> WRITTEN REQUEST
Every entry that follows should be repeated exactly; drop the images.

(Items listed in a dataset)

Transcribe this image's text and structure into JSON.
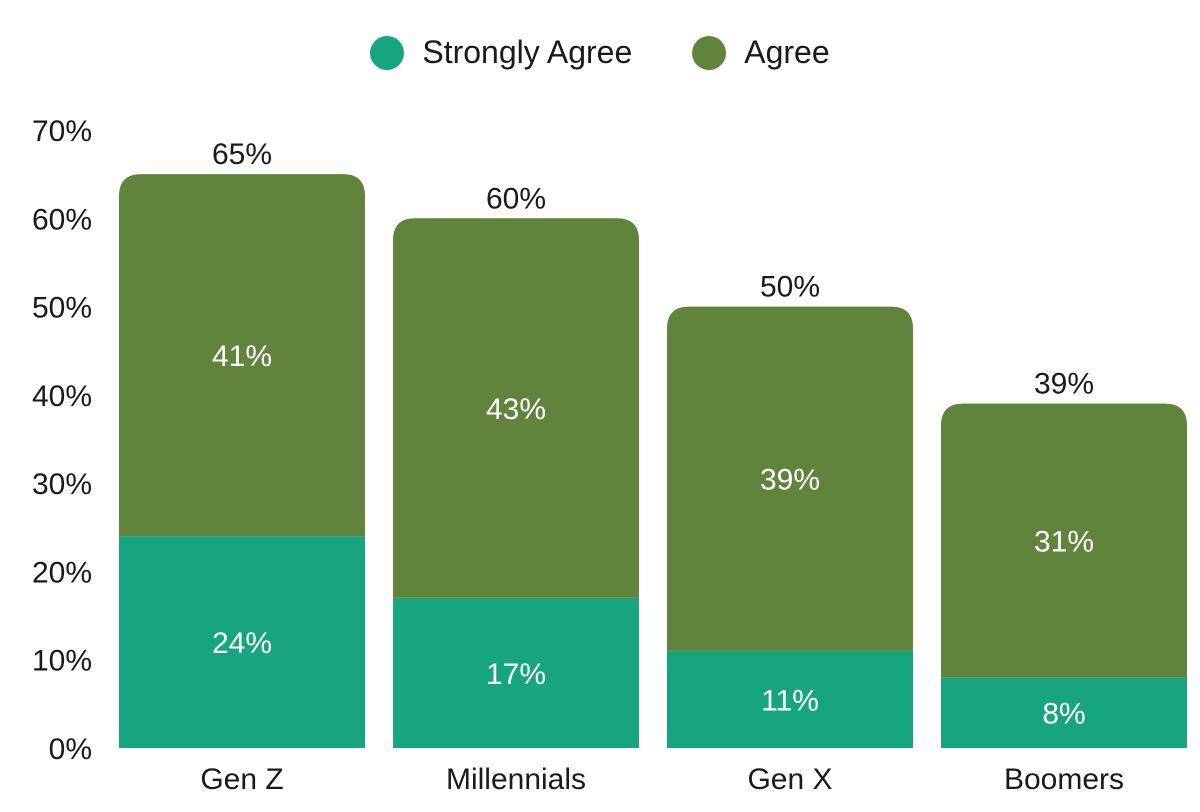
{
  "chart_data": {
    "type": "bar",
    "stacked": true,
    "categories": [
      "Gen Z",
      "Millennials",
      "Gen X",
      "Boomers"
    ],
    "series": [
      {
        "name": "Strongly Agree",
        "color": "#17a57f",
        "values": [
          24,
          17,
          11,
          8
        ],
        "labels": [
          "24%",
          "17%",
          "11%",
          "8%"
        ]
      },
      {
        "name": "Agree",
        "color": "#61843c",
        "values": [
          41,
          43,
          39,
          31
        ],
        "labels": [
          "41%",
          "43%",
          "39%",
          "31%"
        ]
      }
    ],
    "totals": [
      65,
      60,
      50,
      39
    ],
    "total_labels": [
      "65%",
      "60%",
      "50%",
      "39%"
    ],
    "ylim": [
      0,
      70
    ],
    "yticks": [
      "0%",
      "10%",
      "20%",
      "30%",
      "40%",
      "50%",
      "60%",
      "70%"
    ],
    "legend_position": "top-center",
    "grid": false
  }
}
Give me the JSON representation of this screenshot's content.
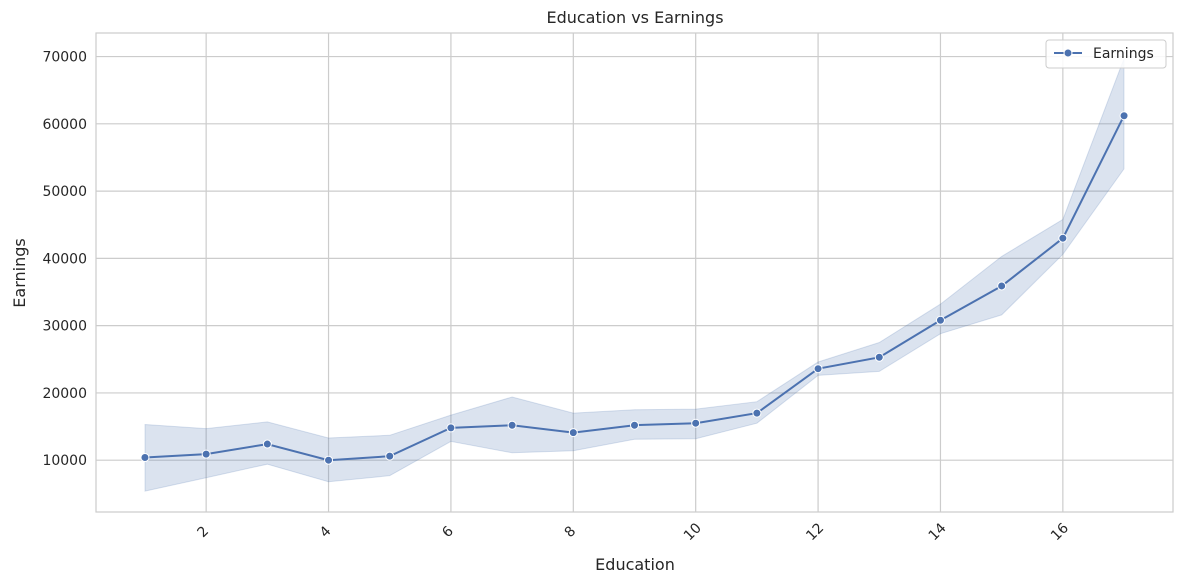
{
  "chart_data": {
    "type": "line",
    "title": "Education vs Earnings",
    "xlabel": "Education",
    "ylabel": "Earnings",
    "x": [
      1,
      2,
      3,
      4,
      5,
      6,
      7,
      8,
      9,
      10,
      11,
      12,
      13,
      14,
      15,
      16,
      17
    ],
    "xlim": [
      0.2,
      17.8
    ],
    "ylim": [
      2300,
      73500
    ],
    "xticks": [
      2,
      4,
      6,
      8,
      10,
      12,
      14,
      16
    ],
    "yticks": [
      10000,
      20000,
      30000,
      40000,
      50000,
      60000,
      70000
    ],
    "grid": true,
    "legend_position": "top-right",
    "series": [
      {
        "name": "Earnings",
        "color": "#4c72b0",
        "marker": "circle",
        "values": [
          10400,
          10900,
          12400,
          10000,
          10600,
          14800,
          15200,
          14100,
          15200,
          15500,
          17000,
          23600,
          25300,
          30800,
          35900,
          43000,
          61200
        ],
        "ci_lower": [
          5400,
          7400,
          9400,
          6800,
          7700,
          12800,
          11100,
          11400,
          13100,
          13200,
          15500,
          22600,
          23200,
          28800,
          31600,
          40600,
          53300
        ],
        "ci_upper": [
          15300,
          14700,
          15700,
          13300,
          13700,
          16700,
          19400,
          17000,
          17500,
          17600,
          18700,
          24600,
          27500,
          33200,
          40300,
          45800,
          69700
        ]
      }
    ]
  }
}
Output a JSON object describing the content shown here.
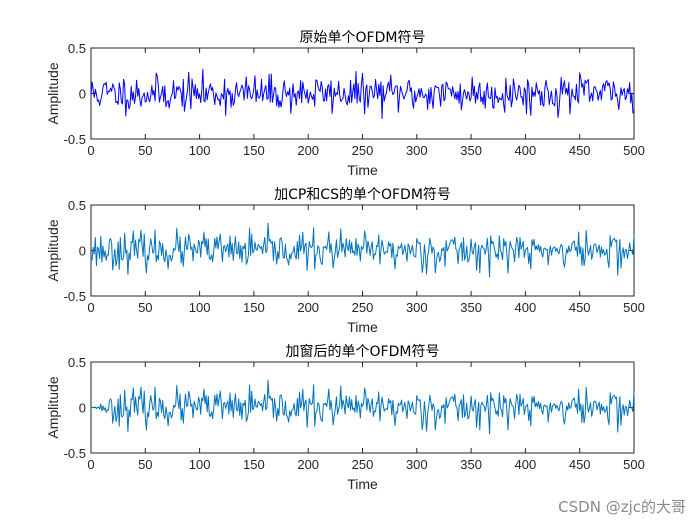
{
  "chart_data": [
    {
      "type": "line",
      "title": "原始单个OFDM符号",
      "xlabel": "Time",
      "ylabel": "Amplitude",
      "xlim": [
        0,
        500
      ],
      "ylim": [
        -0.5,
        0.5
      ],
      "xticks": [
        "0",
        "50",
        "100",
        "150",
        "200",
        "250",
        "300",
        "350",
        "400",
        "450",
        "500"
      ],
      "yticks": [
        "0.5",
        "0",
        "-0.5"
      ],
      "series": [
        {
          "color": "#0000ff",
          "seed": 11,
          "envelope": "full",
          "amplitude": 0.13,
          "peak": 0.33,
          "n": 500
        }
      ]
    },
    {
      "type": "line",
      "title": "加CP和CS的单个OFDM符号",
      "xlabel": "Time",
      "ylabel": "Amplitude",
      "xlim": [
        0,
        500
      ],
      "ylim": [
        -0.5,
        0.5
      ],
      "xticks": [
        "0",
        "50",
        "100",
        "150",
        "200",
        "250",
        "300",
        "350",
        "400",
        "450",
        "500"
      ],
      "yticks": [
        "0.5",
        "0",
        "-0.5"
      ],
      "series": [
        {
          "color": "#0072bd",
          "seed": 23,
          "envelope": "full",
          "amplitude": 0.13,
          "peak": 0.33,
          "n": 500
        }
      ]
    },
    {
      "type": "line",
      "title": "加窗后的单个OFDM符号",
      "xlabel": "Time",
      "ylabel": "Amplitude",
      "xlim": [
        0,
        500
      ],
      "ylim": [
        -0.5,
        0.5
      ],
      "xticks": [
        "0",
        "50",
        "100",
        "150",
        "200",
        "250",
        "300",
        "350",
        "400",
        "450",
        "500"
      ],
      "yticks": [
        "0.5",
        "0",
        "-0.5"
      ],
      "series": [
        {
          "color": "#0072bd",
          "seed": 23,
          "envelope": "window",
          "amplitude": 0.13,
          "peak": 0.33,
          "n": 500
        }
      ]
    }
  ],
  "watermark": "CSDN @zjc的大哥"
}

> COMPLETE RESPONSE
Transcribe this image's text and structure into JSON.
{
  "chart_data": {
    "type": "bar",
    "stacked": true,
    "categories": [
      "Gen Z",
      "Millennials",
      "Gen X",
      "Boomers"
    ],
    "series": [
      {
        "name": "Strongly Agree",
        "color": "#17a57f",
        "values": [
          24,
          17,
          11,
          8
        ],
        "labels": [
          "24%",
          "17%",
          "11%",
          "8%"
        ]
      },
      {
        "name": "Agree",
        "color": "#61843c",
        "values": [
          41,
          43,
          39,
          31
        ],
        "labels": [
          "41%",
          "43%",
          "39%",
          "31%"
        ]
      }
    ],
    "totals": [
      65,
      60,
      50,
      39
    ],
    "total_labels": [
      "65%",
      "60%",
      "50%",
      "39%"
    ],
    "ylim": [
      0,
      70
    ],
    "yticks": [
      "0%",
      "10%",
      "20%",
      "30%",
      "40%",
      "50%",
      "60%",
      "70%"
    ],
    "legend_position": "top-center",
    "grid": false
  }
}
Give me the JSON representation of this screenshot's content.
{
  "chart_data": {
    "type": "line",
    "title": "Education vs Earnings",
    "xlabel": "Education",
    "ylabel": "Earnings",
    "x": [
      1,
      2,
      3,
      4,
      5,
      6,
      7,
      8,
      9,
      10,
      11,
      12,
      13,
      14,
      15,
      16,
      17
    ],
    "xlim": [
      0.2,
      17.8
    ],
    "ylim": [
      2300,
      73500
    ],
    "xticks": [
      2,
      4,
      6,
      8,
      10,
      12,
      14,
      16
    ],
    "yticks": [
      10000,
      20000,
      30000,
      40000,
      50000,
      60000,
      70000
    ],
    "grid": true,
    "legend_position": "top-right",
    "series": [
      {
        "name": "Earnings",
        "color": "#4c72b0",
        "marker": "circle",
        "values": [
          10400,
          10900,
          12400,
          10000,
          10600,
          14800,
          15200,
          14100,
          15200,
          15500,
          17000,
          23600,
          25300,
          30800,
          35900,
          43000,
          61200
        ],
        "ci_lower": [
          5400,
          7400,
          9400,
          6800,
          7700,
          12800,
          11100,
          11400,
          13100,
          13200,
          15500,
          22600,
          23200,
          28800,
          31600,
          40600,
          53300
        ],
        "ci_upper": [
          15300,
          14700,
          15700,
          13300,
          13700,
          16700,
          19400,
          17000,
          17500,
          17600,
          18700,
          24600,
          27500,
          33200,
          40300,
          45800,
          69700
        ]
      }
    ]
  }
}
Output a JSON object describing the content shown here.
{
  "chart_data": [
    {
      "type": "line",
      "title": "原始单个OFDM符号",
      "xlabel": "Time",
      "ylabel": "Amplitude",
      "xlim": [
        0,
        500
      ],
      "ylim": [
        -0.5,
        0.5
      ],
      "xticks": [
        "0",
        "50",
        "100",
        "150",
        "200",
        "250",
        "300",
        "350",
        "400",
        "450",
        "500"
      ],
      "yticks": [
        "0.5",
        "0",
        "-0.5"
      ],
      "series": [
        {
          "color": "#0000ff",
          "seed": 11,
          "envelope": "full",
          "amplitude": 0.13,
          "peak": 0.33,
          "n": 500
        }
      ]
    },
    {
      "type": "line",
      "title": "加CP和CS的单个OFDM符号",
      "xlabel": "Time",
      "ylabel": "Amplitude",
      "xlim": [
        0,
        500
      ],
      "ylim": [
        -0.5,
        0.5
      ],
      "xticks": [
        "0",
        "50",
        "100",
        "150",
        "200",
        "250",
        "300",
        "350",
        "400",
        "450",
        "500"
      ],
      "yticks": [
        "0.5",
        "0",
        "-0.5"
      ],
      "series": [
        {
          "color": "#0072bd",
          "seed": 23,
          "envelope": "full",
          "amplitude": 0.13,
          "peak": 0.33,
          "n": 500
        }
      ]
    },
    {
      "type": "line",
      "title": "加窗后的单个OFDM符号",
      "xlabel": "Time",
      "ylabel": "Amplitude",
      "xlim": [
        0,
        500
      ],
      "ylim": [
        -0.5,
        0.5
      ],
      "xticks": [
        "0",
        "50",
        "100",
        "150",
        "200",
        "250",
        "300",
        "350",
        "400",
        "450",
        "500"
      ],
      "yticks": [
        "0.5",
        "0",
        "-0.5"
      ],
      "series": [
        {
          "color": "#0072bd",
          "seed": 23,
          "envelope": "window",
          "amplitude": 0.13,
          "peak": 0.33,
          "n": 500
        }
      ]
    }
  ],
  "watermark": "CSDN @zjc的大哥"
}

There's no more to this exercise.